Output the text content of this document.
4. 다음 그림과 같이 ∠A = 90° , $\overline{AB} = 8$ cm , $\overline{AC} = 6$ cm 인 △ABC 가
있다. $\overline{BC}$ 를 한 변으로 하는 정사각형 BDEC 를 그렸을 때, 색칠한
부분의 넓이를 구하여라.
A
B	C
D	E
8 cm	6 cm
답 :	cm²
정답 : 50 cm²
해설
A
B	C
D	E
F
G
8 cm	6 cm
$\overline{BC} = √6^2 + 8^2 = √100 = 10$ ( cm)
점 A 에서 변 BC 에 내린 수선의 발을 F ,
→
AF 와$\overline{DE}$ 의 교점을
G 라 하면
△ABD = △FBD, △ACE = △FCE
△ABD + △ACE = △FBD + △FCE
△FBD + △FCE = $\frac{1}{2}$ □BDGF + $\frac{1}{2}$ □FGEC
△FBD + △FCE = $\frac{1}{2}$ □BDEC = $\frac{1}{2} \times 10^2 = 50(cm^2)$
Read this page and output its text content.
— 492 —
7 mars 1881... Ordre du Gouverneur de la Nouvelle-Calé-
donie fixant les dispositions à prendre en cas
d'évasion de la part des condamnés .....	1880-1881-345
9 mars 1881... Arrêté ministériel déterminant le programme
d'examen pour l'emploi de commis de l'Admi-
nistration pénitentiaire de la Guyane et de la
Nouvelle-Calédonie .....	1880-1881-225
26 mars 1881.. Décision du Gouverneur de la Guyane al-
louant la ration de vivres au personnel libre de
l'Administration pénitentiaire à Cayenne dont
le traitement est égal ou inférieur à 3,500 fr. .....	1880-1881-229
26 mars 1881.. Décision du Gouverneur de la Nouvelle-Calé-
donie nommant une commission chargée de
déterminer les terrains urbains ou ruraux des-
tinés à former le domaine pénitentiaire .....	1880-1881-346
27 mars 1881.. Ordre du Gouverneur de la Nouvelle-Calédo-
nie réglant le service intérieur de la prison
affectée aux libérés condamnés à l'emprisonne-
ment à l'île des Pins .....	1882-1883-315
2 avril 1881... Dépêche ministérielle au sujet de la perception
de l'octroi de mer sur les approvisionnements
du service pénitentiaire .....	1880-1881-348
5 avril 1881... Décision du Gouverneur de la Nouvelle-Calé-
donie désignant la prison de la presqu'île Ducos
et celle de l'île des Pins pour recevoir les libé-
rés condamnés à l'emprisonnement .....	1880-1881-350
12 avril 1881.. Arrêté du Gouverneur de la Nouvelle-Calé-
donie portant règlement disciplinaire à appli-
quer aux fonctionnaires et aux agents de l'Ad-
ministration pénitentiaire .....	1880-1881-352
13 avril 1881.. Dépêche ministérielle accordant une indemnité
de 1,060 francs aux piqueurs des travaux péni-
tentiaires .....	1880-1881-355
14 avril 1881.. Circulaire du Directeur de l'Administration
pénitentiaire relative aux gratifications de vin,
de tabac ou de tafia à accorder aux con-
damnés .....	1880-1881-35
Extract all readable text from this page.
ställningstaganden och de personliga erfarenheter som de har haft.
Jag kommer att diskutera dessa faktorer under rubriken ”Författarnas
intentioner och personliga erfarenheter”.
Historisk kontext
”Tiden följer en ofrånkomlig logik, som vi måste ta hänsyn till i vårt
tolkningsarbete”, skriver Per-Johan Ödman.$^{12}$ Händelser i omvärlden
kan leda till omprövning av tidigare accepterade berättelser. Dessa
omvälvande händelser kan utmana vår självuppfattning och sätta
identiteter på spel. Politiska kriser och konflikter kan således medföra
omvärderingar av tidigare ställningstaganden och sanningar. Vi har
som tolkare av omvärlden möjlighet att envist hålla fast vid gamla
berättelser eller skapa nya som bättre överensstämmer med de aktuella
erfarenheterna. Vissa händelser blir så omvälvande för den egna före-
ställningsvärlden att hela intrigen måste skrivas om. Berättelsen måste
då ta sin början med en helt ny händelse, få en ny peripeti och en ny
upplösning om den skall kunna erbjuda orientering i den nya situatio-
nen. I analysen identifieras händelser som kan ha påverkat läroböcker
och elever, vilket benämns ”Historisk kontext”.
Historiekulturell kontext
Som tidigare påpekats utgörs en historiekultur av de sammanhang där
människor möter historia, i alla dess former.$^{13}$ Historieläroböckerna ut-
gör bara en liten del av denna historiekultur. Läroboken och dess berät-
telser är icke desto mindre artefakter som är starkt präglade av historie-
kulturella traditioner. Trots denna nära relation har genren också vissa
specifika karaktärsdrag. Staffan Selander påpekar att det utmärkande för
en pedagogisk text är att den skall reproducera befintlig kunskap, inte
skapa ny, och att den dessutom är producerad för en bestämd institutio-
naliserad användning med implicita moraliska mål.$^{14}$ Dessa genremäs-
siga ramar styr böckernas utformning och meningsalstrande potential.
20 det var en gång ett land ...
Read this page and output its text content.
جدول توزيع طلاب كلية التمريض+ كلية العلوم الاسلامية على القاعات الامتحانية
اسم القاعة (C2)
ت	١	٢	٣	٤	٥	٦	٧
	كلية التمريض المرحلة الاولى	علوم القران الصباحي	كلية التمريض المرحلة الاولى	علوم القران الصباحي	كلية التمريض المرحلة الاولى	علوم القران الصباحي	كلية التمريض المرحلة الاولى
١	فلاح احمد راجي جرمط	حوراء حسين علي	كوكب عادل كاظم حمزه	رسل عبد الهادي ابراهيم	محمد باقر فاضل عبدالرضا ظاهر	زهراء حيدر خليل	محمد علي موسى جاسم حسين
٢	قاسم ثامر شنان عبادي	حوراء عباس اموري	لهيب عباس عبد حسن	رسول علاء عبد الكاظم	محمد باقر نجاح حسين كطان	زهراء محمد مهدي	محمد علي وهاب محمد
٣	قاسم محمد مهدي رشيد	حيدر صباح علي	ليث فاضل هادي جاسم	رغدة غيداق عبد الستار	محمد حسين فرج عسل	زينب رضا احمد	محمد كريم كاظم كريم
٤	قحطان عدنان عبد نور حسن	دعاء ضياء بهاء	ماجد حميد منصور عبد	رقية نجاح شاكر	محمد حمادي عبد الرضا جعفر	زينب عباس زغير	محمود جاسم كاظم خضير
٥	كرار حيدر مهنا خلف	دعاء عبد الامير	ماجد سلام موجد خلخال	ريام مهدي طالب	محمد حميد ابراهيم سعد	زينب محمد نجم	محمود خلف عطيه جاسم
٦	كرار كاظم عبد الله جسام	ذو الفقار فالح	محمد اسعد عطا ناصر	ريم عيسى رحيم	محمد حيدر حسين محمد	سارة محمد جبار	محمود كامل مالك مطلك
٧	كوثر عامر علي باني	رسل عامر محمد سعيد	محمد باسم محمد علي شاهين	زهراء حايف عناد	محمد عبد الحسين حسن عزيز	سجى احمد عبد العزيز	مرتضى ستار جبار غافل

> _EXERCISE DIRECTIONS_:
Word for word, restate all of the data shown above.

> _SOLVED PROBLEM_:
Output the text content of this document.
4. 다음 그림과 같이 ∠A = 90° , $\overline{AB} = 8$ cm , $\overline{AC} = 6$ cm 인 △ABC 가
있다. $\overline{BC}$ 를 한 변으로 하는 정사각형 BDEC 를 그렸을 때, 색칠한
부분의 넓이를 구하여라.
A
B	C
D	E
8 cm	6 cm
답 :	cm²
정답 : 50 cm²
해설
A
B	C
D	E
F
G
8 cm	6 cm
$\overline{BC} = √6^2 + 8^2 = √100 = 10$ ( cm)
점 A 에서 변 BC 에 내린 수선의 발을 F ,
→
AF 와$\overline{DE}$ 의 교점을
G 라 하면
△ABD = △FBD, △ACE = △FCE
△ABD + △ACE = △FBD + △FCE
△FBD + △FCE = $\frac{1}{2}$ □BDGF + $\frac{1}{2}$ □FGEC
△FBD + △FCE = $\frac{1}{2}$ □BDEC = $\frac{1}{2} \times 10^2 = 50(cm^2)$
Read this page and output its text content.
— 492 —
7 mars 1881... Ordre du Gouverneur de la Nouvelle-Calé-
donie fixant les dispositions à prendre en cas
d'évasion de la part des condamnés .....	1880-1881-345
9 mars 1881... Arrêté ministériel déterminant le programme
d'examen pour l'emploi de commis de l'Admi-
nistration pénitentiaire de la Guyane et de la
Nouvelle-Calédonie .....	1880-1881-225
26 mars 1881.. Décision du Gouverneur de la Guyane al-
louant la ration de vivres au personnel libre de
l'Administration pénitentiaire à Cayenne dont
le traitement est égal ou inférieur à 3,500 fr. .....	1880-1881-229
26 mars 1881.. Décision du Gouverneur de la Nouvelle-Calé-
donie nommant une commission chargée de
déterminer les terrains urbains ou ruraux des-
tinés à former le domaine pénitentiaire .....	1880-1881-346
27 mars 1881.. Ordre du Gouverneur de la Nouvelle-Calédo-
nie réglant le service intérieur de la prison
affectée aux libérés condamnés à l'emprisonne-
ment à l'île des Pins .....	1882-1883-315
2 avril 1881... Dépêche ministérielle au sujet de la perception
de l'octroi de mer sur les approvisionnements
du service pénitentiaire .....	1880-1881-348
5 avril 1881... Décision du Gouverneur de la Nouvelle-Calé-
donie désignant la prison de la presqu'île Ducos
et celle de l'île des Pins pour recevoir les libé-
rés condamnés à l'emprisonnement .....	1880-1881-350
12 avril 1881.. Arrêté du Gouverneur de la Nouvelle-Calé-
donie portant règlement disciplinaire à appli-
quer aux fonctionnaires et aux agents de l'Ad-
ministration pénitentiaire .....	1880-1881-352
13 avril 1881.. Dépêche ministérielle accordant une indemnité
de 1,060 francs aux piqueurs des travaux péni-
tentiaires .....	1880-1881-355
14 avril 1881.. Circulaire du Directeur de l'Administration
pénitentiaire relative aux gratifications de vin,
de tabac ou de tafia à accorder aux con-
damnés .....	1880-1881-35
Extract all readable text from this page.
ställningstaganden och de personliga erfarenheter som de har haft.
Jag kommer att diskutera dessa faktorer under rubriken ”Författarnas
intentioner och personliga erfarenheter”.
Historisk kontext
”Tiden följer en ofrånkomlig logik, som vi måste ta hänsyn till i vårt
tolkningsarbete”, skriver Per-Johan Ödman.$^{12}$ Händelser i omvärlden
kan leda till omprövning av tidigare accepterade berättelser. Dessa
omvälvande händelser kan utmana vår självuppfattning och sätta
identiteter på spel. Politiska kriser och konflikter kan således medföra
omvärderingar av tidigare ställningstaganden och sanningar. Vi har
som tolkare av omvärlden möjlighet att envist hålla fast vid gamla
berättelser eller skapa nya som bättre överensstämmer med de aktuella
erfarenheterna. Vissa händelser blir så omvälvande för den egna före-
ställningsvärlden att hela intrigen måste skrivas om. Berättelsen måste
då ta sin början med en helt ny händelse, få en ny peripeti och en ny
upplösning om den skall kunna erbjuda orientering i den nya situatio-
nen. I analysen identifieras händelser som kan ha påverkat läroböcker
och elever, vilket benämns ”Historisk kontext”.
Historiekulturell kontext
Som tidigare påpekats utgörs en historiekultur av de sammanhang där
människor möter historia, i alla dess former.$^{13}$ Historieläroböckerna ut-
gör bara en liten del av denna historiekultur. Läroboken och dess berät-
telser är icke desto mindre artefakter som är starkt präglade av historie-
kulturella traditioner. Trots denna nära relation har genren också vissa
specifika karaktärsdrag. Staffan Selander påpekar att det utmärkande för
en pedagogisk text är att den skall reproducera befintlig kunskap, inte
skapa ny, och att den dessutom är producerad för en bestämd institutio-
naliserad användning med implicita moraliska mål.$^{14}$ Dessa genremäs-
siga ramar styr böckernas utformning och meningsalstrande potential.
20 det var en gång ett land ...
Read this page and output its text content.
جدول توزيع طلاب كلية التمريض+ كلية العلوم الاسلامية على القاعات الامتحانية
اسم القاعة (C2)
ت	١	٢	٣	٤	٥	٦	٧
	كلية التمريض المرحلة الاولى	علوم القران الصباحي	كلية التمريض المرحلة الاولى	علوم القران الصباحي	كلية التمريض المرحلة الاولى	علوم القران الصباحي	كلية التمريض المرحلة الاولى
١	فلاح احمد راجي جرمط	حوراء حسين علي	كوكب عادل كاظم حمزه	رسل عبد الهادي ابراهيم	محمد باقر فاضل عبدالرضا ظاهر	زهراء حيدر خليل	محمد علي موسى جاسم حسين
٢	قاسم ثامر شنان عبادي	حوراء عباس اموري	لهيب عباس عبد حسن	رسول علاء عبد الكاظم	محمد باقر نجاح حسين كطان	زهراء محمد مهدي	محمد علي وهاب محمد
٣	قاسم محمد مهدي رشيد	حيدر صباح علي	ليث فاضل هادي جاسم	رغدة غيداق عبد الستار	محمد حسين فرج عسل	زينب رضا احمد	محمد كريم كاظم كريم
٤	قحطان عدنان عبد نور حسن	دعاء ضياء بهاء	ماجد حميد منصور عبد	رقية نجاح شاكر	محمد حمادي عبد الرضا جعفر	زينب عباس زغير	محمود جاسم كاظم خضير
٥	كرار حيدر مهنا خلف	دعاء عبد الامير	ماجد سلام موجد خلخال	ريام مهدي طالب	محمد حميد ابراهيم سعد	زينب محمد نجم	محمود خلف عطيه جاسم
٦	كرار كاظم عبد الله جسام	ذو الفقار فالح	محمد اسعد عطا ناصر	ريم عيسى رحيم	محمد حيدر حسين محمد	سارة محمد جبار	محمود كامل مالك مطلك
٧	كوثر عامر علي باني	رسل عامر محمد سعيد	محمد باسم محمد علي شاهين	زهراء حايف عناد	محمد عبد الحسين حسن عزيز	سجى احمد عبد العزيز	مرتضى ستار جبار غافل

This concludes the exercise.